**DATA ROWS**
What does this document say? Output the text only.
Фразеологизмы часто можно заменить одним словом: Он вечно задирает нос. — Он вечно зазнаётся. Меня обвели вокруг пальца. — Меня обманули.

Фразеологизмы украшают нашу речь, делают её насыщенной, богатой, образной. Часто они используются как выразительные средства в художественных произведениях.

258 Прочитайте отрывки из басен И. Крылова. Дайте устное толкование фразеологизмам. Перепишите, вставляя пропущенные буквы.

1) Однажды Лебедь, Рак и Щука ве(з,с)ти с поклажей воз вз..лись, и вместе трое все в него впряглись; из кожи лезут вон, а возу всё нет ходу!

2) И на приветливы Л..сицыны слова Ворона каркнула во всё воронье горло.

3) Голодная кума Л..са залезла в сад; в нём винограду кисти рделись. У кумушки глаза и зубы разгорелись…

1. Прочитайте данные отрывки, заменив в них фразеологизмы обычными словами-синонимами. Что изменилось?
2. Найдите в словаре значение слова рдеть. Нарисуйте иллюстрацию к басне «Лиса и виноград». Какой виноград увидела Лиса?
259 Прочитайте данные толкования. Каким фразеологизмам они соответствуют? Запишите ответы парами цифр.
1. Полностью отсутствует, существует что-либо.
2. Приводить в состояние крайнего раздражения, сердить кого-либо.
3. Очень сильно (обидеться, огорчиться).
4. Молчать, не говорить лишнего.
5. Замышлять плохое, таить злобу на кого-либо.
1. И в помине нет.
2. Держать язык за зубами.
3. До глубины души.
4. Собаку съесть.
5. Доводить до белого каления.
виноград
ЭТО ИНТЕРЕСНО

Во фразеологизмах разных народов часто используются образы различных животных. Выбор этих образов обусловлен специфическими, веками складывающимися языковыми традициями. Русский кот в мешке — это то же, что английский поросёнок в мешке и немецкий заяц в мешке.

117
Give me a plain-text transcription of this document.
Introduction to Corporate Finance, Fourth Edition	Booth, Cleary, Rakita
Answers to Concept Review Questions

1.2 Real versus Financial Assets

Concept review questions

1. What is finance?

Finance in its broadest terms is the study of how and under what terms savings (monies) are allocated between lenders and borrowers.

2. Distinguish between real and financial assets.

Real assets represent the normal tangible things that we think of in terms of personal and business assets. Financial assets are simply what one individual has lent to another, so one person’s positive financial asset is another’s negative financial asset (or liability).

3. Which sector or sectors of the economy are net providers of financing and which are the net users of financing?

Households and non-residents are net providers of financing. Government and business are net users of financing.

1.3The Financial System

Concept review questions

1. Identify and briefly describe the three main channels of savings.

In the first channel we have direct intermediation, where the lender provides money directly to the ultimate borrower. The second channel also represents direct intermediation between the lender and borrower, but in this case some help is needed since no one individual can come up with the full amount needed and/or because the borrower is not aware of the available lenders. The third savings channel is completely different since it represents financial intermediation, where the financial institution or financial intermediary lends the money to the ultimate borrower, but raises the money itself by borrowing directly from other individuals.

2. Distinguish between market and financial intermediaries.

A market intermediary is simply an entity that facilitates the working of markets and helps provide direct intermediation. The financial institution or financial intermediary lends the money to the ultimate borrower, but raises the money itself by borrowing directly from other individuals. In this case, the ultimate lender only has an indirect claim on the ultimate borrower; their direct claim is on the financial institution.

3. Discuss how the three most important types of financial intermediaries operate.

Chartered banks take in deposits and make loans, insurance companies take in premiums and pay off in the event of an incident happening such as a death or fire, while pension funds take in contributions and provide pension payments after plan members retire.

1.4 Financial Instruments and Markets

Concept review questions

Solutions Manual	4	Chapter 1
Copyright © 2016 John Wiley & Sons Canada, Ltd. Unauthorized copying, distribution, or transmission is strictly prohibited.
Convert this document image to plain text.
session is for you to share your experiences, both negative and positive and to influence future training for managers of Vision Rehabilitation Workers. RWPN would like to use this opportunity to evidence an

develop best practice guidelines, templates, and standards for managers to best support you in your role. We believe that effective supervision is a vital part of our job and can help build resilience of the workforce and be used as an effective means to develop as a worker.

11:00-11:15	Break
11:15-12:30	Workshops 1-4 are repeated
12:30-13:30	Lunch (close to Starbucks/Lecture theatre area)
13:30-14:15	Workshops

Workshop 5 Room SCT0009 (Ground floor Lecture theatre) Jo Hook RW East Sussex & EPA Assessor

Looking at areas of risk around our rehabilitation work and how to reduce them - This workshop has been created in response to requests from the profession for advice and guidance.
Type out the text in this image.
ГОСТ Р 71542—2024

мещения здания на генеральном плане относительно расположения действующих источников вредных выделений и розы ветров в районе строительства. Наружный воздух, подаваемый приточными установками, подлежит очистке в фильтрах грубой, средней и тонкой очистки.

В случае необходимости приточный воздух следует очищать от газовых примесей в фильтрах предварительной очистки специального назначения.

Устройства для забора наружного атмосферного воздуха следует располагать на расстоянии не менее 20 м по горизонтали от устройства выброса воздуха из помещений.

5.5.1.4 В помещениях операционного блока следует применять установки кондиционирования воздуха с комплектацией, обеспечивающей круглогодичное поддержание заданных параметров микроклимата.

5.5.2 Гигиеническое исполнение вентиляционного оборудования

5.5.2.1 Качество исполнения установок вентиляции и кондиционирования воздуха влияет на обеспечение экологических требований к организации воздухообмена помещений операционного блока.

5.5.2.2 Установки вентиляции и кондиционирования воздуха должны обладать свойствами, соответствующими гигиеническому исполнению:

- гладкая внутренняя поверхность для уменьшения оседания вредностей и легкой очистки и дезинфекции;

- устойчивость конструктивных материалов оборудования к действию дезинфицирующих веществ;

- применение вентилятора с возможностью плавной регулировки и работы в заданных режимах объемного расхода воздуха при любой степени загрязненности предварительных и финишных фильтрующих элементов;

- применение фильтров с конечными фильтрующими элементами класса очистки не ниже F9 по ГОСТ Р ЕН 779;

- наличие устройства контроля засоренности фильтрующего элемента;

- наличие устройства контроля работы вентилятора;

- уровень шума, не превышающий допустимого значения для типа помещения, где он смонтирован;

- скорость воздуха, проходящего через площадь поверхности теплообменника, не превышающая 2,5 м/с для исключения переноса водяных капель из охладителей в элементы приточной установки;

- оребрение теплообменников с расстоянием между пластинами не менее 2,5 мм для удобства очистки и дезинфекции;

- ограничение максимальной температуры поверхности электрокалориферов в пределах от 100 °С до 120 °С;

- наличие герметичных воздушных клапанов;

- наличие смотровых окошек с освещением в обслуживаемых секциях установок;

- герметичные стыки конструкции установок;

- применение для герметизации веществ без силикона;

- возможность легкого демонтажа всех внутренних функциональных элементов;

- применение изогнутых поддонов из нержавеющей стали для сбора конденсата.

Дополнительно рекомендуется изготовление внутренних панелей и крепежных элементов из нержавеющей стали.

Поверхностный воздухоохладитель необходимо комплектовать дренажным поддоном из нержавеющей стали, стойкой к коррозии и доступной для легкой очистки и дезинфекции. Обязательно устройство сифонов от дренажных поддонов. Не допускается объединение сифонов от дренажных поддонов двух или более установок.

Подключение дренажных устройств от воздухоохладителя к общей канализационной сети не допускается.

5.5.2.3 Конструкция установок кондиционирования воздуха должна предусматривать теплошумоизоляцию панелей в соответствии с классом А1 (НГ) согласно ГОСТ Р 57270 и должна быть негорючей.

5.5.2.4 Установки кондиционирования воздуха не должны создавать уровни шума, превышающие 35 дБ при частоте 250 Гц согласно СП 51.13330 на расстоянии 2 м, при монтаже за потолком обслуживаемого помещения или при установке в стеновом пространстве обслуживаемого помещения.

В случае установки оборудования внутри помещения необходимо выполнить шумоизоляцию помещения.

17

**WHAT NEEDS TO BE DONE**
Among the entries above, identify all lines with "блока" and copy them.

**EXPECTED ANSWER**
5.5.1.4 В помещениях операционного блока следует применять установки кондиционирования воздуха с комплектацией, обеспечивающей круглогодичное поддержание заданных параметров микроклимата.
5.5.2.1 Качество исполнения установок вентиляции и кондиционирования воздуха влияет на обеспечение экологических требований к организации воздухообмена помещений операционного блока.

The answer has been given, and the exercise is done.